Written request: Go through the listing below and list every line with "JSON".

Extracted records:

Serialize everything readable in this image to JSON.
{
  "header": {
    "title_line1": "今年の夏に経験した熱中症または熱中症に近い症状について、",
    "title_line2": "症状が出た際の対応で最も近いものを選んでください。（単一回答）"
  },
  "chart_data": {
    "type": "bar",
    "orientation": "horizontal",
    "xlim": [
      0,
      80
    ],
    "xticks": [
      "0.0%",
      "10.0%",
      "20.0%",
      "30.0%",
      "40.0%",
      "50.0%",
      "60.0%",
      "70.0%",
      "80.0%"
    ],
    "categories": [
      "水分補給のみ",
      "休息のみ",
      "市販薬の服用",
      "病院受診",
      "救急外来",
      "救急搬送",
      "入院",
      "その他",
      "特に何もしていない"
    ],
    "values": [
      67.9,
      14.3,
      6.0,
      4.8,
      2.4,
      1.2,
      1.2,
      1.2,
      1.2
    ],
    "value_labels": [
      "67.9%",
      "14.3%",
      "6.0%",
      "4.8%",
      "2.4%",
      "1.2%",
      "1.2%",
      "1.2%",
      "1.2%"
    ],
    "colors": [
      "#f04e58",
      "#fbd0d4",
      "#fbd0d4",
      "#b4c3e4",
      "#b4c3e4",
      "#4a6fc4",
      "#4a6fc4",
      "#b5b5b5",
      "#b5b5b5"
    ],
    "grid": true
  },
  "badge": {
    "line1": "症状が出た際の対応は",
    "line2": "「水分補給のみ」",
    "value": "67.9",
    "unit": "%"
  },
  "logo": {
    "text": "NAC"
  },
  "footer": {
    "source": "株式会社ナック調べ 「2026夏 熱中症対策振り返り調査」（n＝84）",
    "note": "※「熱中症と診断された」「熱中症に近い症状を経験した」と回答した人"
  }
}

...

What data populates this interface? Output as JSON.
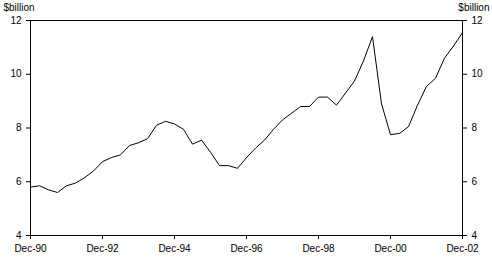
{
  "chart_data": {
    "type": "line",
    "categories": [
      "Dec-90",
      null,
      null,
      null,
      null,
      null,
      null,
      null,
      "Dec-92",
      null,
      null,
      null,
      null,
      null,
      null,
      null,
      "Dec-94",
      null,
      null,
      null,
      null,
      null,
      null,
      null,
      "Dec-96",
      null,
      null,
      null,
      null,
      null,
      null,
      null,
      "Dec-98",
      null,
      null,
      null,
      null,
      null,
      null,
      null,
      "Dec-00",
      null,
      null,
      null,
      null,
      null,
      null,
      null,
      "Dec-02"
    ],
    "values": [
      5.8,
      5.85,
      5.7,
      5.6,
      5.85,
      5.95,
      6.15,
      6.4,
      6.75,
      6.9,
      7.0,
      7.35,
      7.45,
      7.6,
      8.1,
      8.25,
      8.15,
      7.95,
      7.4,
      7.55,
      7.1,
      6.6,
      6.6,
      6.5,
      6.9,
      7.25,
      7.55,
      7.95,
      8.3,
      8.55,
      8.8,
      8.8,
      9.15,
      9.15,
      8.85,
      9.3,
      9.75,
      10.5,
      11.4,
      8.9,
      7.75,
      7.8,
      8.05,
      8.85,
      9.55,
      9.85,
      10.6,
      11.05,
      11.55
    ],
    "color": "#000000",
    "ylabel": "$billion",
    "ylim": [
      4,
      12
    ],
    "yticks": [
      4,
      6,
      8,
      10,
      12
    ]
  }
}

---

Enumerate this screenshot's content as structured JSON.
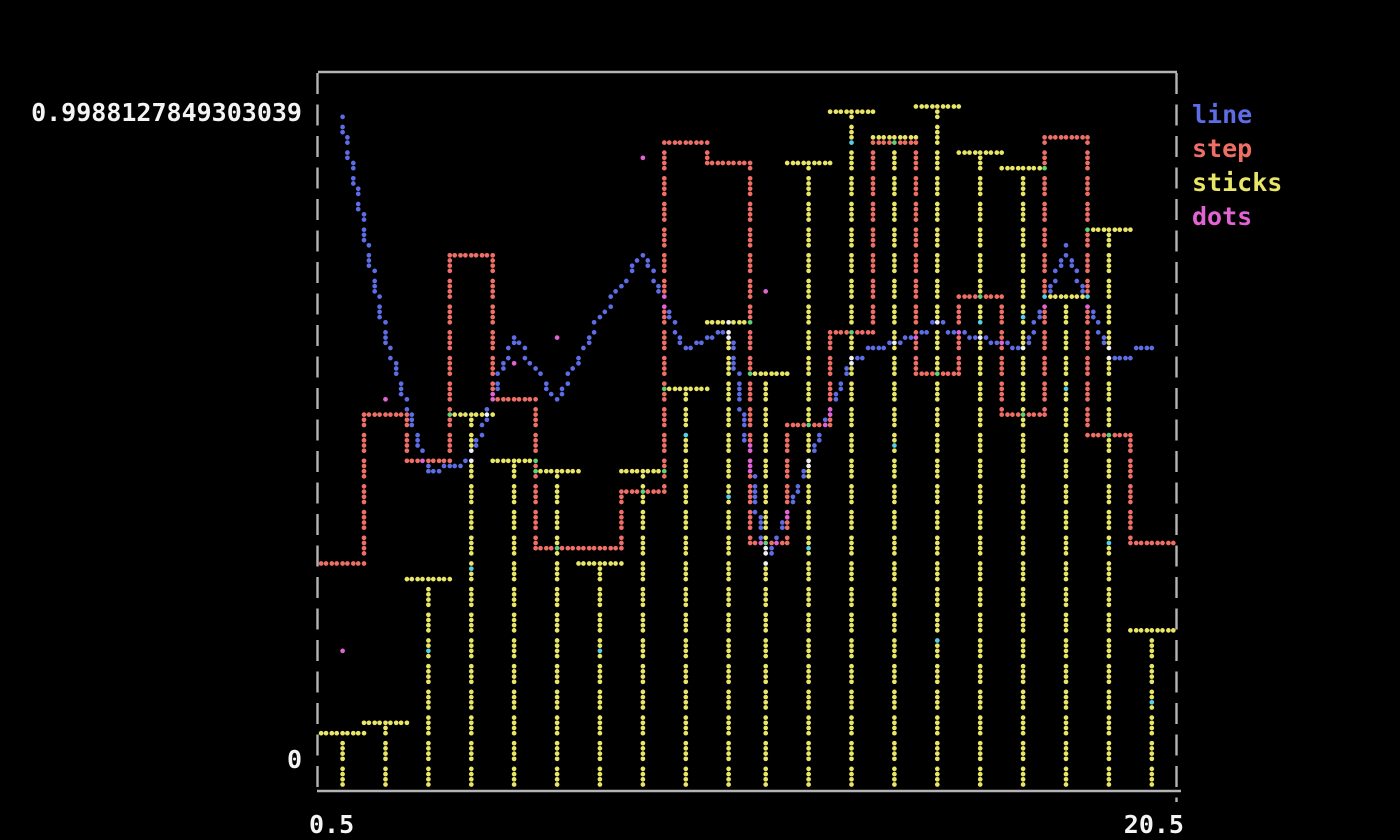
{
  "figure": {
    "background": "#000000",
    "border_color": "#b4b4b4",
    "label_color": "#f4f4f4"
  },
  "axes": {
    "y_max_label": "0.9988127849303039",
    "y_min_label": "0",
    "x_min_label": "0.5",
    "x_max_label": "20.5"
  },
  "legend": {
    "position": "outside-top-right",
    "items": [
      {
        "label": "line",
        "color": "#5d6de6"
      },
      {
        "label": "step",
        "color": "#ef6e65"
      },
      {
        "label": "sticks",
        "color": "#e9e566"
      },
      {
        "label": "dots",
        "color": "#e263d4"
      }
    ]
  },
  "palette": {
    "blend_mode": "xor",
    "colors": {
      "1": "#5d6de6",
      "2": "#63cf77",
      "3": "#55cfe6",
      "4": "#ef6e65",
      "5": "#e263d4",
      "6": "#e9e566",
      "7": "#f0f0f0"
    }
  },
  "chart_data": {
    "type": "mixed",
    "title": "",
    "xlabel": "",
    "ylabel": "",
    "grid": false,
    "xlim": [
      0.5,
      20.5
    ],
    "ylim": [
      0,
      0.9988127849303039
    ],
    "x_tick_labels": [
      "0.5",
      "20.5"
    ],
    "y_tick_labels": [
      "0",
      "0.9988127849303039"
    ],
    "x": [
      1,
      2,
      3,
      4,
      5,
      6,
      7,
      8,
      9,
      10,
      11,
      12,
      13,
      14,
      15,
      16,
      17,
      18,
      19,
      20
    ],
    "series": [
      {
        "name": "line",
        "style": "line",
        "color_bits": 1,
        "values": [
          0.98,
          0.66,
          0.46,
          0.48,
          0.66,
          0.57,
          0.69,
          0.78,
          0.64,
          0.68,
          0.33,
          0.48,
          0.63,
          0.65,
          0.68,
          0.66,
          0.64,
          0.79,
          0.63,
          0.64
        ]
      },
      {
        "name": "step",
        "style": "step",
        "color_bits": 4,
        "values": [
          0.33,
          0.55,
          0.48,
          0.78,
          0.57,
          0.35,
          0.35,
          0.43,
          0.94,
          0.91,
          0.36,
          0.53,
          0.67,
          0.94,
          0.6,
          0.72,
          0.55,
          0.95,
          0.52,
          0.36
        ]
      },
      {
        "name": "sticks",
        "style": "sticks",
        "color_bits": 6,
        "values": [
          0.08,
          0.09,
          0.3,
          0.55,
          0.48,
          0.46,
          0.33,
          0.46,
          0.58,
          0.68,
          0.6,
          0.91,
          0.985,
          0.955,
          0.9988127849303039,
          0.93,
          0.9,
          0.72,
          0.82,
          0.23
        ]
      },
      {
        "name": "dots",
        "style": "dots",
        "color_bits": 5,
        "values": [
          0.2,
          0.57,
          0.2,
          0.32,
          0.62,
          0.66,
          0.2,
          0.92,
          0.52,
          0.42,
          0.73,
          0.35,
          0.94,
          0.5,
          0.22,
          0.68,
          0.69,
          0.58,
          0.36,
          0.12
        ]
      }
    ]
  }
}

Worked solution:
Serialize everything readable in this image to JSON.
What data populates this interface? Output as JSON.
Enumerate this screenshot's content as structured JSON.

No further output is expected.